> [Work to do]
Quote every line as given.

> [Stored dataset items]
■ ■ ■

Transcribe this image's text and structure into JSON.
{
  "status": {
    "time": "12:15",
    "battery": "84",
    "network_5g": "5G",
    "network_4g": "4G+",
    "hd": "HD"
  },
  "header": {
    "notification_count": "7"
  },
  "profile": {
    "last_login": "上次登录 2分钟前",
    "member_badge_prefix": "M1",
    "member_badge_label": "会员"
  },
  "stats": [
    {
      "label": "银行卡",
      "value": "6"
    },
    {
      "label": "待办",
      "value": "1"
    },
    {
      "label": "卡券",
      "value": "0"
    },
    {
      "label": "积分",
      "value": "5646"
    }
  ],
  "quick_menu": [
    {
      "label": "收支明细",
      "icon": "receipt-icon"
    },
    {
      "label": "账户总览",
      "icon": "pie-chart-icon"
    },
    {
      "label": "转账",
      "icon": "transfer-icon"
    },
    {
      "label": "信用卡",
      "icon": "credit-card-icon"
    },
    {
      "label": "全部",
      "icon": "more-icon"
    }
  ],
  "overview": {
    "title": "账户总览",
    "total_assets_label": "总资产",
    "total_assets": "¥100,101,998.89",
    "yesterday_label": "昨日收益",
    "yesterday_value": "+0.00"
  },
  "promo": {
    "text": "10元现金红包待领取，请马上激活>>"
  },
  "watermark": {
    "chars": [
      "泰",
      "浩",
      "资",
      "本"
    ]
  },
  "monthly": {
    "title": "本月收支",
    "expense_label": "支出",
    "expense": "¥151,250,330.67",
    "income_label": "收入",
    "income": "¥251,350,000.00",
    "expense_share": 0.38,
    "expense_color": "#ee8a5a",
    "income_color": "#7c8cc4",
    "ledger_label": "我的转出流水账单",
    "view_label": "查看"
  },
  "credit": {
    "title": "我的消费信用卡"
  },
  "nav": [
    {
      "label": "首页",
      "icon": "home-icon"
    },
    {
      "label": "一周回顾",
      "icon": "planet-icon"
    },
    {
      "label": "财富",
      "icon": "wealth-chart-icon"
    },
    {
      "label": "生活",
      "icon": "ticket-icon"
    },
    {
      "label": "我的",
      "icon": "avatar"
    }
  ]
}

■ ■ ■

> [Task output]
Transcribe this image's text and structure into JSON.
{
  "status": {
    "time": "12:15",
    "battery": "84",
    "network_5g": "5G",
    "network_4g": "4G+",
    "hd": "HD"
  },
  "header": {
    "notification_count": "7"
  },
  "profile": {
    "last_login": "上次登录 2分钟前",
    "member_badge_prefix": "M1",
    "member_badge_label": "会员"
  },
  "stats": [
    {
      "label": "银行卡",
      "value": "6"
    },
    {
      "label": "待办",
      "value": "1"
    },
    {
      "label": "卡券",
      "value": "0"
    },
    {
      "label": "积分",
      "value": "5646"
    }
  ],
  "quick_menu": [
    {
      "label": "收支明细",
      "icon": "receipt-icon"
    },
    {
      "label": "账户总览",
      "icon": "pie-chart-icon"
    },
    {
      "label": "转账",
      "icon": "transfer-icon"
    },
    {
      "label": "信用卡",
      "icon": "credit-card-icon"
    },
    {
      "label": "全部",
      "icon": "more-icon"
    }
  ],
  "overview": {
    "title": "账户总览",
    "total_assets_label": "总资产",
    "total_assets": "¥100,101,998.89",
    "yesterday_label": "昨日收益",
    "yesterday_value": "+0.00"
  },
  "promo": {
    "text": "10元现金红包待领取，请马上激活>>"
  },
  "watermark": {
    "chars": [
      "泰",
      "浩",
      "资",
      "本"
    ]
  },
  "monthly": {
    "title": "本月收支",
    "expense_label": "支出",
    "expense": "¥151,250,330.67",
    "income_label": "收入",
    "income": "¥251,350,000.00",
    "expense_share": 0.38,
    "expense_color": "#ee8a5a",
    "income_color": "#7c8cc4",
    "ledger_label": "我的转出流水账单",
    "view_label": "查看"
  },
  "credit": {
    "title": "我的消费信用卡"
  },
  "nav": [
    {
      "label": "首页",
      "icon": "home-icon"
    },
    {
      "label": "一周回顾",
      "icon": "planet-icon"
    },
    {
      "label": "财富",
      "icon": "wealth-chart-icon"
    },
    {
      "label": "生活",
      "icon": "ticket-icon"
    },
    {
      "label": "我的",
      "icon": "avatar"
    }
  ]
}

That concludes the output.